● SELECTED EXCERPT:
[start]

The template particle or core is prepared using typically an organic monomer which is polymerized to generate template particles, or dispersed in water to generate template particles of the appropriate size. Some monomes for the template include styrene, methyl methacrylate, polyacrylic acid, a-methylstyrene, lactic acid, formaldehyde, or copolymers like Surlyn® (copolymer of ethylene and methacrylic acid) more typically styrene, methyl methacrylate, α-methylstyrene, Surlyn®, and still more typically methyl methacrylate, styrene, or polyacrylic acid. Similarly, a group of two monomers can be chosen for a copolymerization, such as a variety of diacids and dialcohols for polyester polymers (like polyethylene terephthalate, PET), diacids and diamides for various polyamides (like Nylon 6,6, or other Nylons), etc. Typically, the particle size of the template is tunable, and the particle size distribution of the template particles achieved is narrow, which is advantageous. For example, preparation of the template particle or core by emulsion polymerization is achieved by emulsification of the water-insoluble monomer or a mixture of in water, and polymerized using radical polymerization conditions. Radical initiators such as potassium- or ammonium persulfate, and 2,2-azobis(2- methylpropionamidine) hydrochloride (AIBA) can be used. Surfactant can also typically be used. Some examples of suitable surfactants include sodium dodecylsulfate (SDS), cetyltrimethylammonium bromide (CTAB), poly-(vinylpyrrolidinone) PVP, etc. In some cases, silyl group-containing monomers, such as 3-(trimethoxysilyl)propylmethacrylate can be used, in order to facilitate the silica deposition in the subsequent step. In order to perform the polymerization, the reaction temperature is kept between about 25 and about 100°C, more typically about 45 to about 90°C, still more typically about 55°C to about 75°C.

Alternately, the template particle or core may be inorganic, for example calcium carbonate, or other inorganic particles onto which silica can be deposited.

The template particle or core is then coated with a shell material to generate a core/shell particle. To generate a silica treatment or shell, at least one water-based silica precursor is used. Some examples of water- based silica precursors include sodium silicate, potassium silicate, ammonium silicate or pre-formed silicic acid, more typically sodium silicate or potassium silicate. When using organic siloxanes, the reaction is typically done in a dilute ethanol/water ammonia solution, with or without sonication. Typically, the suspension of template particles in a dilute ethanol/water ammonia solution is treated with a water-based silica precursor, such as sodium- or potassium silicate, the template particles are suspended in water, and the silicate agent is added either drop-wise, over a period of time, or all at once. The pH is maintained at about 2 to about 10, more typically about 5 to about 9 to form a silica layer on the recyclable template particle and the reaction times are held between about 1 to about 24 hours, more typically about 1 .5 to about 18 hours, still more typically about 2 to about 12 hours. This results in the deposition of a silica treatment or shell on the recyclable template particle or core.

[end]

● SET EXERCISE 1:
From the passage on silica-coated template particles, render the sentence "Alternately, the template particle or core may be inorganic, for example calcium carbonate, or other inorganic particles onto which silica can be deposited." in Spanish.
● SET EXERCISE 2:
Write the next part of the passage on silica-coated template particles, beginning after its final sentence.
The data presented next have no connection to the passage on silica-coated template particles.

● DATA EXTRACT:
[start]

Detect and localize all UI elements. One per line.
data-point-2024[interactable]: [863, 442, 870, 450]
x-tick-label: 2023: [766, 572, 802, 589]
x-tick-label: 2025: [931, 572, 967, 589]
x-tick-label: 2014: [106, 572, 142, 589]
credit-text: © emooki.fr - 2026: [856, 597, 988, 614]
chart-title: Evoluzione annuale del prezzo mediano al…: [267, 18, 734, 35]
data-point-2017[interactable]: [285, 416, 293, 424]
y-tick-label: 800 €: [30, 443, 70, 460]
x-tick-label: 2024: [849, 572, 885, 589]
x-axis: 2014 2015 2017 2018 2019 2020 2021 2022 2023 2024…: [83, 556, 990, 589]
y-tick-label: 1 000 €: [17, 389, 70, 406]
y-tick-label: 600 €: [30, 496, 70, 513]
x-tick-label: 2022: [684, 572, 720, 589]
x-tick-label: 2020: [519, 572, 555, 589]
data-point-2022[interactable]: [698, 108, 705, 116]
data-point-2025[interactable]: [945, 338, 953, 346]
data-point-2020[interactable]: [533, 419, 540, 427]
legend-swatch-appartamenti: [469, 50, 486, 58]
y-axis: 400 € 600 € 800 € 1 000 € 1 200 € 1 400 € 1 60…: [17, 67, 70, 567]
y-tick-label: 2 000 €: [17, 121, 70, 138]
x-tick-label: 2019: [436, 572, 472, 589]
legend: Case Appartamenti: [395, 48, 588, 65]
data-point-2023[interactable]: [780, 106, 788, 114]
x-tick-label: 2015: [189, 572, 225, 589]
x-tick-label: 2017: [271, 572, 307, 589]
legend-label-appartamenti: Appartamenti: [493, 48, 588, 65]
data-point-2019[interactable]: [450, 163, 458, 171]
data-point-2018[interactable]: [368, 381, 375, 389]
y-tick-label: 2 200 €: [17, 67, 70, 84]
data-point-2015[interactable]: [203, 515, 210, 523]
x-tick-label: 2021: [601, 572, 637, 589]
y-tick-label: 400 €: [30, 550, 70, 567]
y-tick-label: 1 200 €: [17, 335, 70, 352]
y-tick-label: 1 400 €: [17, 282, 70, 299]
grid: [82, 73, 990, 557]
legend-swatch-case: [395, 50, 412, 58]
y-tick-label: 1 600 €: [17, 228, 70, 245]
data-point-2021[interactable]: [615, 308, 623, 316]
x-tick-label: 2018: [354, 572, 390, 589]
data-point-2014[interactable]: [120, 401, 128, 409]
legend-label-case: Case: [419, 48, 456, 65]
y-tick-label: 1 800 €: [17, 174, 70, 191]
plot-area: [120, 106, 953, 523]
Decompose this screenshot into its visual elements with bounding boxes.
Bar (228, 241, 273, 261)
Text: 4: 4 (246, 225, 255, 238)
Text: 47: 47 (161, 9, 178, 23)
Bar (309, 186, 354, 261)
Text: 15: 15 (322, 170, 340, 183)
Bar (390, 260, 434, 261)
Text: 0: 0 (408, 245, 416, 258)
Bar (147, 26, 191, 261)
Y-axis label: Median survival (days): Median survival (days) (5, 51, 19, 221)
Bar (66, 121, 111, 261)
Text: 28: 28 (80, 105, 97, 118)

[end]

● EXERCISE ANSWER 1:
Alternativamente, la partícula o núcleo plantilla puede ser inorgánica, por ejemplo carbonato de calcio, u otras partículas inorgánicas sobre las cuales se puede depositar sílice.

● EXERCISE ANSWER 2:
The core/shell particles are separated or removed from the aqueous solution by centrifugation or filtration, more typically by

centrifugation. Typically, in order to form impervious silica shells, surface area and porosity of the silica walls have to be tuned. Whether the silica shell is adequate can be determined by comparing the surface area of the particles with calculated surface area of a smooth sphere of the same diameter. Typically, we consider the shell impervious if its surface doesn't surpass about 130% of the calculated surface area of a smooth sphere of the same dimensions, i.e., it is about 30% or less higher than the surface of the core/shell silica particle prior to functionalization, more typically about 125% of the smooth sphere surface area, and still more typically about 120% of the smooth sphere surface area of the same dimensions. Addition of various amounts of the silica precursor will lead to more or less porous silica layers, which can lead to control of the porosity and surface area of the particles. Further, the silica precursor may be added in stages to modulate the porosity of the particles as well as their surface. Lastly, calcination at temperatures higher than about 500°C can decrease the porosity and surface area of the particles without increasing the thickness of the wall.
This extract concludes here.